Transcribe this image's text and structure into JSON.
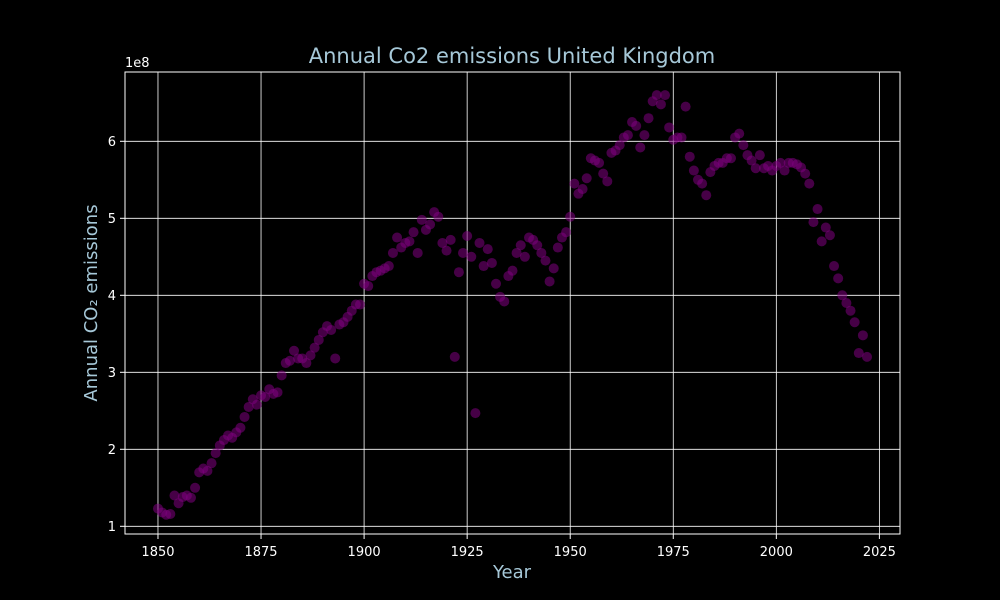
{
  "chart_data": {
    "type": "scatter",
    "title": "Annual Co2 emissions United Kingdom",
    "xlabel": "Year",
    "ylabel": "Annual CO₂ emissions",
    "y_offset_label": "1e8",
    "xlim": [
      1842,
      2030
    ],
    "ylim": [
      0.9,
      6.9
    ],
    "y_multiplier": 100000000,
    "x_ticks": [
      1850,
      1875,
      1900,
      1925,
      1950,
      1975,
      2000,
      2025
    ],
    "y_ticks": [
      1,
      2,
      3,
      4,
      5,
      6
    ],
    "grid": true,
    "colors": {
      "background": "#000000",
      "point": "#800080",
      "grid": "#ffffff",
      "title": "#a6c8d8",
      "tick": "#ffffff"
    },
    "series": [
      {
        "x": [
          1850,
          1851,
          1852,
          1853,
          1854,
          1855,
          1856,
          1857,
          1858,
          1859,
          1860,
          1861,
          1862,
          1863,
          1864,
          1865,
          1866,
          1867,
          1868,
          1869,
          1870,
          1871,
          1872,
          1873,
          1874,
          1875,
          1876,
          1877,
          1878,
          1879,
          1880,
          1881,
          1882,
          1883,
          1884,
          1885,
          1886,
          1887,
          1888,
          1889,
          1890,
          1891,
          1892,
          1893,
          1894,
          1895,
          1896,
          1897,
          1898,
          1899,
          1900,
          1901,
          1902,
          1903,
          1904,
          1905,
          1906,
          1907,
          1908,
          1909,
          1910,
          1911,
          1912,
          1913,
          1914,
          1915,
          1916,
          1917,
          1918,
          1919,
          1920,
          1921,
          1922,
          1923,
          1924,
          1925,
          1926,
          1927,
          1928,
          1929,
          1930,
          1931,
          1932,
          1933,
          1934,
          1935,
          1936,
          1937,
          1938,
          1939,
          1940,
          1941,
          1942,
          1943,
          1944,
          1945,
          1946,
          1947,
          1948,
          1949,
          1950,
          1951,
          1952,
          1953,
          1954,
          1955,
          1956,
          1957,
          1958,
          1959,
          1960,
          1961,
          1962,
          1963,
          1964,
          1965,
          1966,
          1967,
          1968,
          1969,
          1970,
          1971,
          1972,
          1973,
          1974,
          1975,
          1976,
          1977,
          1978,
          1979,
          1980,
          1981,
          1982,
          1983,
          1984,
          1985,
          1986,
          1987,
          1988,
          1989,
          1990,
          1991,
          1992,
          1993,
          1994,
          1995,
          1996,
          1997,
          1998,
          1999,
          2000,
          2001,
          2002,
          2003,
          2004,
          2005,
          2006,
          2007,
          2008,
          2009,
          2010,
          2011,
          2012,
          2013,
          2014,
          2015,
          2016,
          2017,
          2018,
          2019,
          2020,
          2021,
          2022
        ],
        "y": [
          1.23,
          1.18,
          1.15,
          1.16,
          1.4,
          1.3,
          1.38,
          1.4,
          1.37,
          1.5,
          1.7,
          1.75,
          1.72,
          1.82,
          1.95,
          2.05,
          2.12,
          2.18,
          2.15,
          2.22,
          2.28,
          2.42,
          2.55,
          2.65,
          2.58,
          2.7,
          2.68,
          2.78,
          2.72,
          2.74,
          2.96,
          3.12,
          3.15,
          3.28,
          3.18,
          3.18,
          3.12,
          3.22,
          3.32,
          3.42,
          3.52,
          3.6,
          3.55,
          3.18,
          3.62,
          3.65,
          3.72,
          3.8,
          3.88,
          3.88,
          4.15,
          4.12,
          4.25,
          4.3,
          4.32,
          4.35,
          4.38,
          4.55,
          4.75,
          4.62,
          4.68,
          4.7,
          4.82,
          4.55,
          4.98,
          4.85,
          4.92,
          5.08,
          5.02,
          4.68,
          4.58,
          4.72,
          3.2,
          4.3,
          4.55,
          4.77,
          4.5,
          2.47,
          4.68,
          4.38,
          4.6,
          4.42,
          4.15,
          3.98,
          3.92,
          4.25,
          4.32,
          4.55,
          4.65,
          4.5,
          4.75,
          4.72,
          4.65,
          4.55,
          4.45,
          4.18,
          4.35,
          4.62,
          4.75,
          4.82,
          5.02,
          5.45,
          5.32,
          5.38,
          5.52,
          5.78,
          5.75,
          5.72,
          5.58,
          5.48,
          5.85,
          5.88,
          5.95,
          6.05,
          6.08,
          6.25,
          6.2,
          5.92,
          6.08,
          6.3,
          6.52,
          6.6,
          6.48,
          6.6,
          6.18,
          6.02,
          6.05,
          6.05,
          6.45,
          5.8,
          5.62,
          5.5,
          5.45,
          5.3,
          5.6,
          5.68,
          5.72,
          5.72,
          5.78,
          5.78,
          6.05,
          6.1,
          5.95,
          5.82,
          5.75,
          5.65,
          5.82,
          5.65,
          5.68,
          5.62,
          5.68,
          5.72,
          5.62,
          5.72,
          5.72,
          5.7,
          5.66,
          5.58,
          5.45,
          4.95,
          5.12,
          4.7,
          4.88,
          4.78,
          4.38,
          4.22,
          4.0,
          3.9,
          3.8,
          3.65,
          3.25,
          3.48,
          3.2
        ]
      }
    ]
  }
}
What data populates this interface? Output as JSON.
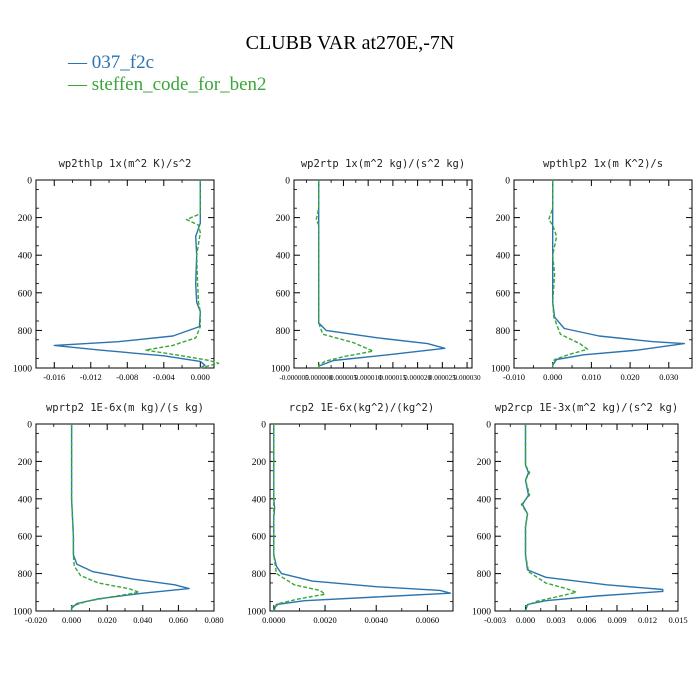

☆ ☆ ☆ ☆

• Instructions for the task
All of the material above needs to be restated exactly, with no pictures.

• Exercise output
Transcribe this image's text and structure into JSON.
{
  "chart_data": {
    "type": "scatter",
    "title": "Annual Co2 emissions United Kingdom",
    "xlabel": "Year",
    "ylabel": "Annual CO₂ emissions",
    "y_offset_label": "1e8",
    "xlim": [
      1842,
      2030
    ],
    "ylim": [
      0.9,
      6.9
    ],
    "y_multiplier": 100000000,
    "x_ticks": [
      1850,
      1875,
      1900,
      1925,
      1950,
      1975,
      2000,
      2025
    ],
    "y_ticks": [
      1,
      2,
      3,
      4,
      5,
      6
    ],
    "grid": true,
    "colors": {
      "background": "#000000",
      "point": "#800080",
      "grid": "#ffffff",
      "title": "#a6c8d8",
      "tick": "#ffffff"
    },
    "series": [
      {
        "x": [
          1850,
          1851,
          1852,
          1853,
          1854,
          1855,
          1856,
          1857,
          1858,
          1859,
          1860,
          1861,
          1862,
          1863,
          1864,
          1865,
          1866,
          1867,
          1868,
          1869,
          1870,
          1871,
          1872,
          1873,
          1874,
          1875,
          1876,
          1877,
          1878,
          1879,
          1880,
          1881,
          1882,
          1883,
          1884,
          1885,
          1886,
          1887,
          1888,
          1889,
          1890,
          1891,
          1892,
          1893,
          1894,
          1895,
          1896,
          1897,
          1898,
          1899,
          1900,
          1901,
          1902,
          1903,
          1904,
          1905,
          1906,
          1907,
          1908,
          1909,
          1910,
          1911,
          1912,
          1913,
          1914,
          1915,
          1916,
          1917,
          1918,
          1919,
          1920,
          1921,
          1922,
          1923,
          1924,
          1925,
          1926,
          1927,
          1928,
          1929,
          1930,
          1931,
          1932,
          1933,
          1934,
          1935,
          1936,
          1937,
          1938,
          1939,
          1940,
          1941,
          1942,
          1943,
          1944,
          1945,
          1946,
          1947,
          1948,
          1949,
          1950,
          1951,
          1952,
          1953,
          1954,
          1955,
          1956,
          1957,
          1958,
          1959,
          1960,
          1961,
          1962,
          1963,
          1964,
          1965,
          1966,
          1967,
          1968,
          1969,
          1970,
          1971,
          1972,
          1973,
          1974,
          1975,
          1976,
          1977,
          1978,
          1979,
          1980,
          1981,
          1982,
          1983,
          1984,
          1985,
          1986,
          1987,
          1988,
          1989,
          1990,
          1991,
          1992,
          1993,
          1994,
          1995,
          1996,
          1997,
          1998,
          1999,
          2000,
          2001,
          2002,
          2003,
          2004,
          2005,
          2006,
          2007,
          2008,
          2009,
          2010,
          2011,
          2012,
          2013,
          2014,
          2015,
          2016,
          2017,
          2018,
          2019,
          2020,
          2021,
          2022
        ],
        "y": [
          1.23,
          1.18,
          1.15,
          1.16,
          1.4,
          1.3,
          1.38,
          1.4,
          1.37,
          1.5,
          1.7,
          1.75,
          1.72,
          1.82,
          1.95,
          2.05,
          2.12,
          2.18,
          2.15,
          2.22,
          2.28,
          2.42,
          2.55,
          2.65,
          2.58,
          2.7,
          2.68,
          2.78,
          2.72,
          2.74,
          2.96,
          3.12,
          3.15,
          3.28,
          3.18,
          3.18,
          3.12,
          3.22,
          3.32,
          3.42,
          3.52,
          3.6,
          3.55,
          3.18,
          3.62,
          3.65,
          3.72,
          3.8,
          3.88,
          3.88,
          4.15,
          4.12,
          4.25,
          4.3,
          4.32,
          4.35,
          4.38,
          4.55,
          4.75,
          4.62,
          4.68,
          4.7,
          4.82,
          4.55,
          4.98,
          4.85,
          4.92,
          5.08,
          5.02,
          4.68,
          4.58,
          4.72,
          3.2,
          4.3,
          4.55,
          4.77,
          4.5,
          2.47,
          4.68,
          4.38,
          4.6,
          4.42,
          4.15,
          3.98,
          3.92,
          4.25,
          4.32,
          4.55,
          4.65,
          4.5,
          4.75,
          4.72,
          4.65,
          4.55,
          4.45,
          4.18,
          4.35,
          4.62,
          4.75,
          4.82,
          5.02,
          5.45,
          5.32,
          5.38,
          5.52,
          5.78,
          5.75,
          5.72,
          5.58,
          5.48,
          5.85,
          5.88,
          5.95,
          6.05,
          6.08,
          6.25,
          6.2,
          5.92,
          6.08,
          6.3,
          6.52,
          6.6,
          6.48,
          6.6,
          6.18,
          6.02,
          6.05,
          6.05,
          6.45,
          5.8,
          5.62,
          5.5,
          5.45,
          5.3,
          5.6,
          5.68,
          5.72,
          5.72,
          5.78,
          5.78,
          6.05,
          6.1,
          5.95,
          5.82,
          5.75,
          5.65,
          5.82,
          5.65,
          5.68,
          5.62,
          5.68,
          5.72,
          5.62,
          5.72,
          5.72,
          5.7,
          5.66,
          5.58,
          5.45,
          4.95,
          5.12,
          4.7,
          4.88,
          4.78,
          4.38,
          4.22,
          4.0,
          3.9,
          3.8,
          3.65,
          3.25,
          3.48,
          3.2
        ]
      }
    ]
  }
}
What data populates this interface? Output as JSON.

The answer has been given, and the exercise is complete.